───── DATA FOR PROCESSING

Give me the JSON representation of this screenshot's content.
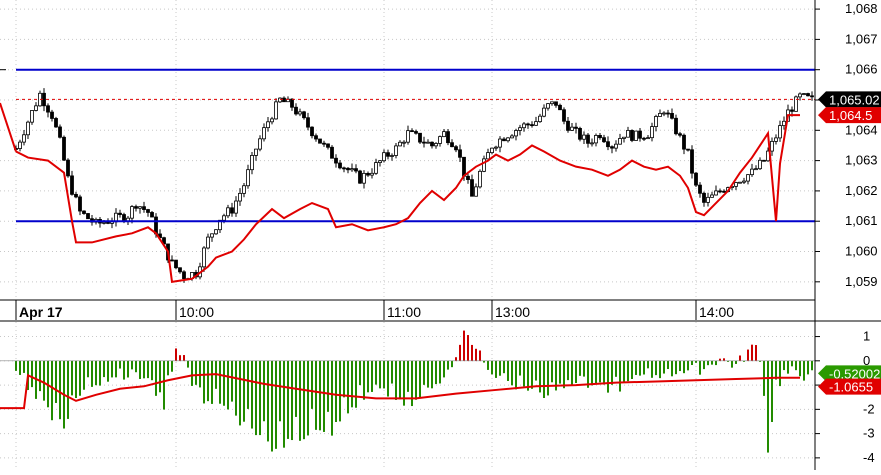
{
  "colors": {
    "candle": "#000000",
    "red_line": "#e00000",
    "level_line": "#0000cc",
    "grid": "#c8c8c8",
    "hist_up": "#cc0000",
    "hist_down": "#228b00",
    "badge_price": "#000000",
    "badge_red": "#e00000",
    "badge_green": "#2a9a00"
  },
  "chart_data": [
    {
      "type": "candlestick",
      "panel": "price",
      "ylim": [
        1058.4,
        1068.3
      ],
      "y_ticks": [
        "1,068",
        "1,067",
        "1,066",
        "1,065",
        "1,064",
        "1,063",
        "1,062",
        "1,061",
        "1,060",
        "1,059"
      ],
      "y_tick_values": [
        1068,
        1067,
        1066,
        1065,
        1064,
        1063,
        1062,
        1061,
        1060,
        1059
      ],
      "x_ticks": [
        "Apr 17",
        "10:00",
        "11:00",
        "13:00",
        "14:00"
      ],
      "x_tick_bar_index": [
        0,
        40,
        92,
        119,
        170
      ],
      "bar_count": 200,
      "close_anchors": [
        [
          0,
          1063.4
        ],
        [
          3,
          1064.3
        ],
        [
          6,
          1065.2
        ],
        [
          9,
          1064.5
        ],
        [
          11,
          1063.6
        ],
        [
          13,
          1062.4
        ],
        [
          16,
          1061.3
        ],
        [
          20,
          1060.9
        ],
        [
          25,
          1061.1
        ],
        [
          28,
          1061.2
        ],
        [
          30,
          1061.6
        ],
        [
          33,
          1061.3
        ],
        [
          36,
          1060.4
        ],
        [
          39,
          1059.6
        ],
        [
          42,
          1059.2
        ],
        [
          45,
          1059.3
        ],
        [
          48,
          1060.4
        ],
        [
          51,
          1061.1
        ],
        [
          54,
          1061.4
        ],
        [
          57,
          1062.2
        ],
        [
          60,
          1063.4
        ],
        [
          63,
          1064.3
        ],
        [
          66,
          1065.0
        ],
        [
          69,
          1064.8
        ],
        [
          72,
          1064.3
        ],
        [
          75,
          1063.8
        ],
        [
          78,
          1063.3
        ],
        [
          82,
          1062.8
        ],
        [
          86,
          1062.4
        ],
        [
          89,
          1062.7
        ],
        [
          92,
          1063.1
        ],
        [
          95,
          1063.4
        ],
        [
          98,
          1063.9
        ],
        [
          101,
          1063.7
        ],
        [
          104,
          1063.5
        ],
        [
          107,
          1063.9
        ],
        [
          110,
          1063.5
        ],
        [
          112,
          1062.6
        ],
        [
          114,
          1061.8
        ],
        [
          116,
          1062.6
        ],
        [
          119,
          1063.5
        ],
        [
          122,
          1063.8
        ],
        [
          126,
          1064.1
        ],
        [
          130,
          1064.3
        ],
        [
          133,
          1064.8
        ],
        [
          135,
          1064.9
        ],
        [
          137,
          1064.3
        ],
        [
          140,
          1063.9
        ],
        [
          143,
          1063.6
        ],
        [
          146,
          1063.9
        ],
        [
          149,
          1063.5
        ],
        [
          152,
          1063.9
        ],
        [
          155,
          1063.8
        ],
        [
          158,
          1063.9
        ],
        [
          160,
          1064.3
        ],
        [
          162,
          1064.7
        ],
        [
          165,
          1064.0
        ],
        [
          168,
          1063.2
        ],
        [
          170,
          1062.1
        ],
        [
          172,
          1061.6
        ],
        [
          175,
          1061.9
        ],
        [
          178,
          1062.2
        ],
        [
          181,
          1062.4
        ],
        [
          184,
          1062.6
        ],
        [
          187,
          1063.0
        ],
        [
          190,
          1063.8
        ],
        [
          193,
          1064.6
        ],
        [
          196,
          1065.1
        ],
        [
          199,
          1065.0
        ]
      ],
      "series": [
        {
          "name": "",
          "type": "line",
          "anchors": [
            [
              0,
              1063.3
            ],
            [
              3,
              1063.1
            ],
            [
              8,
              1063.0
            ],
            [
              12,
              1062.6
            ],
            [
              14,
              1061.0
            ],
            [
              15,
              1060.3
            ],
            [
              19,
              1060.3
            ],
            [
              25,
              1060.5
            ],
            [
              29,
              1060.6
            ],
            [
              33,
              1060.8
            ],
            [
              35,
              1060.6
            ],
            [
              38,
              1060.0
            ],
            [
              39,
              1059.0
            ],
            [
              44,
              1059.1
            ],
            [
              48,
              1059.5
            ],
            [
              50,
              1059.8
            ],
            [
              54,
              1060.0
            ],
            [
              57,
              1060.4
            ],
            [
              60,
              1060.9
            ],
            [
              64,
              1061.4
            ],
            [
              67,
              1061.1
            ],
            [
              71,
              1061.4
            ],
            [
              74,
              1061.6
            ],
            [
              78,
              1061.4
            ],
            [
              80,
              1060.8
            ],
            [
              84,
              1060.9
            ],
            [
              88,
              1060.7
            ],
            [
              92,
              1060.8
            ],
            [
              95,
              1060.9
            ],
            [
              98,
              1061.1
            ],
            [
              101,
              1061.6
            ],
            [
              104,
              1062.0
            ],
            [
              107,
              1061.7
            ],
            [
              110,
              1062.1
            ],
            [
              112,
              1062.5
            ],
            [
              115,
              1062.8
            ],
            [
              118,
              1063.0
            ],
            [
              120,
              1063.2
            ],
            [
              123,
              1063.0
            ],
            [
              126,
              1063.2
            ],
            [
              129,
              1063.5
            ],
            [
              132,
              1063.3
            ],
            [
              136,
              1063.0
            ],
            [
              140,
              1062.8
            ],
            [
              144,
              1062.7
            ],
            [
              148,
              1062.5
            ],
            [
              151,
              1062.7
            ],
            [
              154,
              1063.0
            ],
            [
              157,
              1062.8
            ],
            [
              160,
              1062.7
            ],
            [
              163,
              1062.8
            ],
            [
              166,
              1062.5
            ],
            [
              168,
              1062.1
            ],
            [
              170,
              1061.3
            ],
            [
              172,
              1061.2
            ],
            [
              175,
              1061.6
            ],
            [
              178,
              1062.0
            ],
            [
              181,
              1062.6
            ],
            [
              184,
              1063.1
            ],
            [
              186,
              1063.5
            ],
            [
              188,
              1063.9
            ],
            [
              190,
              1061.0
            ],
            [
              191,
              1062.9
            ],
            [
              193,
              1064.5
            ],
            [
              196,
              1064.5
            ]
          ]
        },
        {
          "name": "",
          "type": "hline",
          "value": 1066.0
        },
        {
          "name": "",
          "type": "hline",
          "value": 1061.0
        },
        {
          "name": "",
          "type": "dashed-hline",
          "value": 1065.02
        }
      ],
      "badges": [
        "1,065.02",
        "1,064.5"
      ],
      "grid": true
    },
    {
      "type": "bar",
      "panel": "histogram",
      "ylim": [
        -4.5,
        1.6
      ],
      "y_ticks": [
        "1",
        "0",
        "-1",
        "-2",
        "-3",
        "-4"
      ],
      "y_tick_values": [
        1,
        0,
        -1,
        -2,
        -3,
        -4
      ],
      "zero_line": true,
      "hist_anchors": [
        [
          0,
          -0.4
        ],
        [
          3,
          -1.0
        ],
        [
          6,
          -1.6
        ],
        [
          9,
          -2.2
        ],
        [
          12,
          -2.6
        ],
        [
          14,
          -2.0
        ],
        [
          17,
          -1.2
        ],
        [
          20,
          -0.9
        ],
        [
          23,
          -0.7
        ],
        [
          26,
          -0.5
        ],
        [
          30,
          -0.6
        ],
        [
          34,
          -1.0
        ],
        [
          37,
          -1.8
        ],
        [
          40,
          0.55
        ],
        [
          42,
          0.3
        ],
        [
          44,
          -1.0
        ],
        [
          47,
          -1.6
        ],
        [
          50,
          -1.8
        ],
        [
          54,
          -2.2
        ],
        [
          58,
          -2.9
        ],
        [
          62,
          -3.4
        ],
        [
          66,
          -3.6
        ],
        [
          70,
          -3.2
        ],
        [
          74,
          -2.9
        ],
        [
          78,
          -3.1
        ],
        [
          82,
          -2.3
        ],
        [
          86,
          -1.6
        ],
        [
          90,
          -1.2
        ],
        [
          94,
          -1.5
        ],
        [
          98,
          -1.8
        ],
        [
          102,
          -1.4
        ],
        [
          106,
          -1.1
        ],
        [
          108,
          -0.6
        ],
        [
          111,
          0.9
        ],
        [
          113,
          1.3
        ],
        [
          115,
          0.6
        ],
        [
          117,
          -0.2
        ],
        [
          120,
          -0.6
        ],
        [
          124,
          -0.9
        ],
        [
          128,
          -1.1
        ],
        [
          132,
          -1.4
        ],
        [
          136,
          -1.0
        ],
        [
          140,
          -0.8
        ],
        [
          144,
          -1.0
        ],
        [
          148,
          -1.3
        ],
        [
          152,
          -1.0
        ],
        [
          156,
          -0.7
        ],
        [
          160,
          -0.6
        ],
        [
          164,
          -0.5
        ],
        [
          168,
          -0.4
        ],
        [
          172,
          -0.3
        ],
        [
          176,
          0.1
        ],
        [
          180,
          -0.2
        ],
        [
          183,
          0.4
        ],
        [
          185,
          0.6
        ],
        [
          186,
          0.2
        ],
        [
          187,
          -1.5
        ],
        [
          188,
          -3.6
        ],
        [
          190,
          -1.2
        ],
        [
          192,
          -0.5
        ],
        [
          196,
          -0.6
        ]
      ],
      "signal_anchors": [
        [
          0,
          -1.95
        ],
        [
          2,
          -1.95
        ],
        [
          3,
          -0.6
        ],
        [
          7,
          -0.9
        ],
        [
          12,
          -1.4
        ],
        [
          15,
          -1.65
        ],
        [
          20,
          -1.4
        ],
        [
          26,
          -1.15
        ],
        [
          32,
          -1.05
        ],
        [
          38,
          -0.8
        ],
        [
          44,
          -0.6
        ],
        [
          50,
          -0.55
        ],
        [
          56,
          -0.75
        ],
        [
          62,
          -0.95
        ],
        [
          70,
          -1.15
        ],
        [
          80,
          -1.4
        ],
        [
          90,
          -1.55
        ],
        [
          100,
          -1.55
        ],
        [
          110,
          -1.35
        ],
        [
          120,
          -1.2
        ],
        [
          130,
          -1.05
        ],
        [
          140,
          -1.0
        ],
        [
          150,
          -0.9
        ],
        [
          160,
          -0.85
        ],
        [
          170,
          -0.8
        ],
        [
          180,
          -0.75
        ],
        [
          190,
          -0.7
        ],
        [
          196,
          -0.7
        ]
      ],
      "badges": [
        "-0.52002",
        "-1.0655"
      ],
      "grid": true
    }
  ]
}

──────────

WHAT TO PRODUCE: Identify and copy all lines with the word "type".

ANSWER TO THIS EXERCISE:
      "type": "candlestick",
          "type": "line",
          "type": "hline",
          "type": "hline",
          "type": "dashed-hline",
      "type": "bar",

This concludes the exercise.